-- TUJUAN LATIHAN 1 --
Terjemahkan ke dalam bahasa Inggris kalimat berikut dari teks tentang peradaban Islam: "Begitu pula dengan peradaban islam yang telah lama berkembang."
-- TUJUAN LATIHAN 2 --
Tulis ulang bagian catatan mulai dari awal catatan sampai dengan baris yang memuat "x-tick-label: 14.01.2021 (1398, 687, 1518, 714)", termasuk baris tersebut. Ganti setiap "data-label" dengan "label-data" dan biarkan bagian lainnya tetap sama.

-- TEKS PILIHAN --
┄┄┄┄┄┄┄┄┄┄┄┄┄┄┄┄┄┄┄┄

Selasa, 02 Mei 2017

Menanti Kembalinya Kejayaan Agama Sang Mujtaba Dan Etika Sosial Dalam Islam

Abstrak
Setiap peradaban pasti memiliki kontribusi dalam proses perkembangan budaya maupun sosial masyarakat. Begitu pula dengan peradaban islam yang telah lama berkembang. Seperti peradaban yang lain, islam juga mengalami beberapa periode dalam perkembangannya. Periode dimana para filsuf dan ilmuwan islam memberikan banyak kontribusi dalam perkembangan peradaban islam sendiri. Disaat bangsa barat tengah mengalami masa kelam (dark ages), peradaban islam sendiri mencapai puncaknya dengan menemukan penemuan-penemuan yang dipelopori oleh ilmuwan islam. Selain itu masyarakat pada waktu itu juga menjaga tradisi mereka dengan baik.
Kata kunci : Peradaban, Islam , Budaya.

┄┄┄┄┄┄┄┄┄┄┄┄┄┄┄┄┄┄┄┄

-- MATERI YANG DITAMPILKAN --
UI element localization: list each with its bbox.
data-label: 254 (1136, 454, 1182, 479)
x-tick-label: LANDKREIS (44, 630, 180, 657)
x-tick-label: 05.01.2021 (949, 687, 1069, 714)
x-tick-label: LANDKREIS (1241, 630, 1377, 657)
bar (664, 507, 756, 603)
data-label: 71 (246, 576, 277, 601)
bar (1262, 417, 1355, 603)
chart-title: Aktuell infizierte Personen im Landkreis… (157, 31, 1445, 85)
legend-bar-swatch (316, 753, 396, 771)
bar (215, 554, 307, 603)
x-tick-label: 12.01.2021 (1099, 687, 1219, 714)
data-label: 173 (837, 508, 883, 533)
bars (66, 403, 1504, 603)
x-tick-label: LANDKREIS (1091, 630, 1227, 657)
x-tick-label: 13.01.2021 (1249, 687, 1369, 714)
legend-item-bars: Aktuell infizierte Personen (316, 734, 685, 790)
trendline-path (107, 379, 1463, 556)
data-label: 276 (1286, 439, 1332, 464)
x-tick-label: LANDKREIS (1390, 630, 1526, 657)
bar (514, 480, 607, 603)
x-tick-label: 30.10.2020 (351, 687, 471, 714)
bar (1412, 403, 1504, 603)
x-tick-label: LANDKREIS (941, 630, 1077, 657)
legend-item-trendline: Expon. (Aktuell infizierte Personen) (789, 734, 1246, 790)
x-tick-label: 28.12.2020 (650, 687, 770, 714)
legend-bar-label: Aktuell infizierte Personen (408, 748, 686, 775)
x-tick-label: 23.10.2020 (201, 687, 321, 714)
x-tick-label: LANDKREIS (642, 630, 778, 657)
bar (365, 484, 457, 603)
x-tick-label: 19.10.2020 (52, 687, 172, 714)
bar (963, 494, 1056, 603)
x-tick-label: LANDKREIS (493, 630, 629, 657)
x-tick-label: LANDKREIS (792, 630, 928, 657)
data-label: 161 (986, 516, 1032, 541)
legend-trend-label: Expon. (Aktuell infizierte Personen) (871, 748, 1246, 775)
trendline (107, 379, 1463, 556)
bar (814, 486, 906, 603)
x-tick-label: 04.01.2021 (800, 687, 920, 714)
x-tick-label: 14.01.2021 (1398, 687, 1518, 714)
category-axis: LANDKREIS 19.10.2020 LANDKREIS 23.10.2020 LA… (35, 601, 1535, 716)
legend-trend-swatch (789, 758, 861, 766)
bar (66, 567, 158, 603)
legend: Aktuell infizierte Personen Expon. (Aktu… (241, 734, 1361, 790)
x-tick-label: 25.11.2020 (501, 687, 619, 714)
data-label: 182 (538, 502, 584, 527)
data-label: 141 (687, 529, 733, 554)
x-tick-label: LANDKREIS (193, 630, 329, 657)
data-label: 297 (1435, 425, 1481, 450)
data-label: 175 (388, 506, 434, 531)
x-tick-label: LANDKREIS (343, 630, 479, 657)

┄┄┄┄┄┄┄┄┄┄┄┄┄┄┄┄┄┄┄┄

-- KUNCI JAWABAN 1 --
The same is true of Islamic civilization, which has long been developing.

-- KUNCI JAWABAN 2 --
UI element localization: list each with its bbox.
label-data: 254 (1136, 454, 1182, 479)
x-tick-label: LANDKREIS (44, 630, 180, 657)
x-tick-label: 05.01.2021 (949, 687, 1069, 714)
x-tick-label: LANDKREIS (1241, 630, 1377, 657)
bar (664, 507, 756, 603)
label-data: 71 (246, 576, 277, 601)
bar (1262, 417, 1355, 603)
chart-title: Aktuell infizierte Personen im Landkreis… (157, 31, 1445, 85)
legend-bar-swatch (316, 753, 396, 771)
bar (215, 554, 307, 603)
x-tick-label: 12.01.2021 (1099, 687, 1219, 714)
label-data: 173 (837, 508, 883, 533)
bars (66, 403, 1504, 603)
x-tick-label: LANDKREIS (1091, 630, 1227, 657)
x-tick-label: 13.01.2021 (1249, 687, 1369, 714)
legend-item-bars: Aktuell infizierte Personen (316, 734, 685, 790)
trendline-path (107, 379, 1463, 556)
label-data: 276 (1286, 439, 1332, 464)
x-tick-label: LANDKREIS (1390, 630, 1526, 657)
bar (514, 480, 607, 603)
x-tick-label: 30.10.2020 (351, 687, 471, 714)
bar (1412, 403, 1504, 603)
x-tick-label: LANDKREIS (941, 630, 1077, 657)
legend-item-trendline: Expon. (Aktuell infizierte Personen) (789, 734, 1246, 790)
x-tick-label: 28.12.2020 (650, 687, 770, 714)
legend-bar-label: Aktuell infizierte Personen (408, 748, 686, 775)
x-tick-label: 23.10.2020 (201, 687, 321, 714)
x-tick-label: LANDKREIS (642, 630, 778, 657)
bar (365, 484, 457, 603)
x-tick-label: 19.10.2020 (52, 687, 172, 714)
bar (963, 494, 1056, 603)
x-tick-label: LANDKREIS (493, 630, 629, 657)
x-tick-label: LANDKREIS (792, 630, 928, 657)
label-data: 161 (986, 516, 1032, 541)
legend-trend-label: Expon. (Aktuell infizierte Personen) (871, 748, 1246, 775)
trendline (107, 379, 1463, 556)
bar (814, 486, 906, 603)
x-tick-label: 04.01.2021 (800, 687, 920, 714)
x-tick-label: 14.01.2021 (1398, 687, 1518, 714)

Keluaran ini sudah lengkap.